# Start of Records provided

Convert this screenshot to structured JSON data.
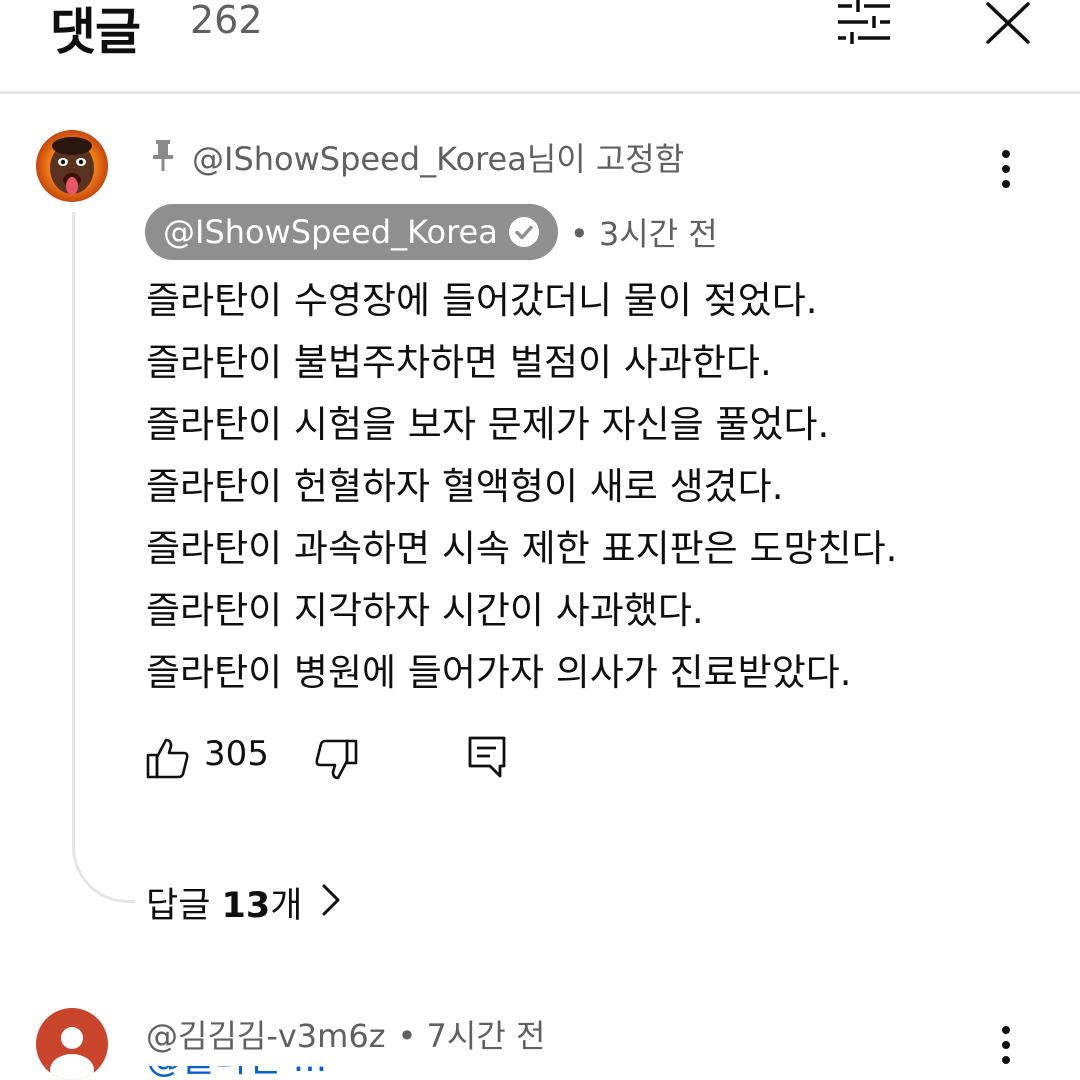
{
  "header": {
    "title": "댓글",
    "count": "262"
  },
  "pinned_comment": {
    "pinned_label": "@IShowSpeed_Korea님이 고정함",
    "author": "@IShowSpeed_Korea",
    "time": "• 3시간 전",
    "lines": [
      "즐라탄이 수영장에 들어갔더니 물이 젖었다.",
      "즐라탄이 불법주차하면 벌점이 사과한다.",
      "즐라탄이 시험을 보자 문제가 자신을 풀었다.",
      "즐라탄이 헌혈하자 혈액형이 새로 생겼다.",
      "즐라탄이 과속하면 시속 제한 표지판은 도망친다.",
      "즐라탄이 지각하자 시간이 사과했다.",
      "즐라탄이 병원에 들어가자 의사가 진료받았다."
    ],
    "likes": "305",
    "replies_prefix": "답글 ",
    "replies_count": "13",
    "replies_suffix": "개"
  },
  "second_comment": {
    "author": "@김김김-v3m6z",
    "time": "• 7시간 전",
    "partial_text": "@즐라탄 ..."
  },
  "colors": {
    "chip_bg": "#8f8f8f",
    "secondary_text": "#606060",
    "divider": "#e5e5e5",
    "avatar_kim": "#c9452e"
  },
  "icons": [
    "filter-icon",
    "close-icon",
    "pin-icon",
    "verified-icon",
    "more-vert-icon",
    "thumb-up-icon",
    "thumb-down-icon",
    "reply-icon",
    "chevron-right-icon"
  ]
}
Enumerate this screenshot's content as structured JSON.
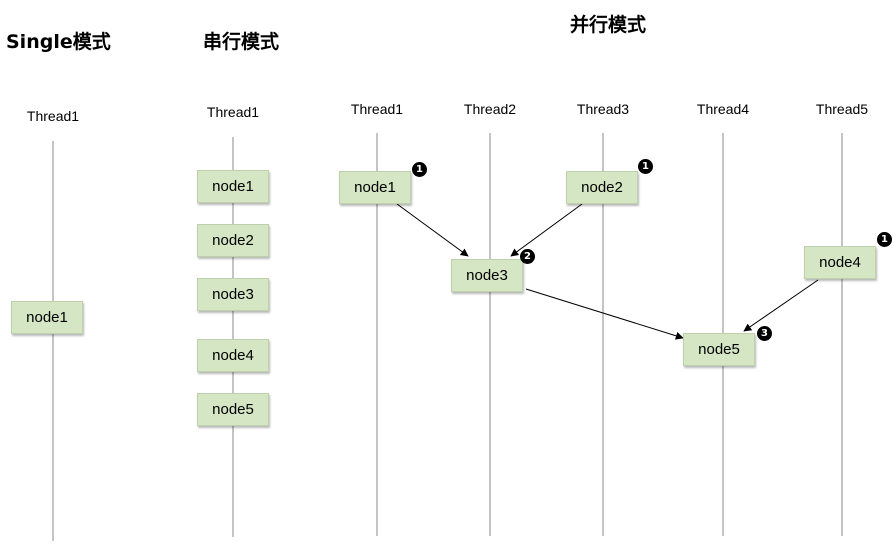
{
  "sections": {
    "single": {
      "title": "Single模式",
      "threads": [
        "Thread1"
      ],
      "nodes": [
        "node1"
      ]
    },
    "serial": {
      "title": "串行模式",
      "threads": [
        "Thread1"
      ],
      "nodes": [
        "node1",
        "node2",
        "node3",
        "node4",
        "node5"
      ]
    },
    "parallel": {
      "title": "并行模式",
      "threads": [
        "Thread1",
        "Thread2",
        "Thread3",
        "Thread4",
        "Thread5"
      ],
      "nodes": [
        {
          "label": "node1",
          "thread": "Thread1",
          "step": "1"
        },
        {
          "label": "node2",
          "thread": "Thread3",
          "step": "1"
        },
        {
          "label": "node3",
          "thread": "Thread2",
          "step": "2"
        },
        {
          "label": "node4",
          "thread": "Thread5",
          "step": "1"
        },
        {
          "label": "node5",
          "thread": "Thread4",
          "step": "3"
        }
      ],
      "edges": [
        {
          "from": "node1",
          "to": "node3"
        },
        {
          "from": "node2",
          "to": "node3"
        },
        {
          "from": "node3",
          "to": "node5"
        },
        {
          "from": "node4",
          "to": "node5"
        }
      ]
    }
  },
  "colors": {
    "node_fill": "#d4e6c4",
    "lane": "#c4c4c4",
    "badge": "#000000"
  }
}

# End of Records provided

§ **Exercise aim**:
Scan the entries above. Copy each line that has the string "structured".

§ **The result**:
Convert this screenshot to structured JSON data.
Enumerate this screenshot's content as structured JSON.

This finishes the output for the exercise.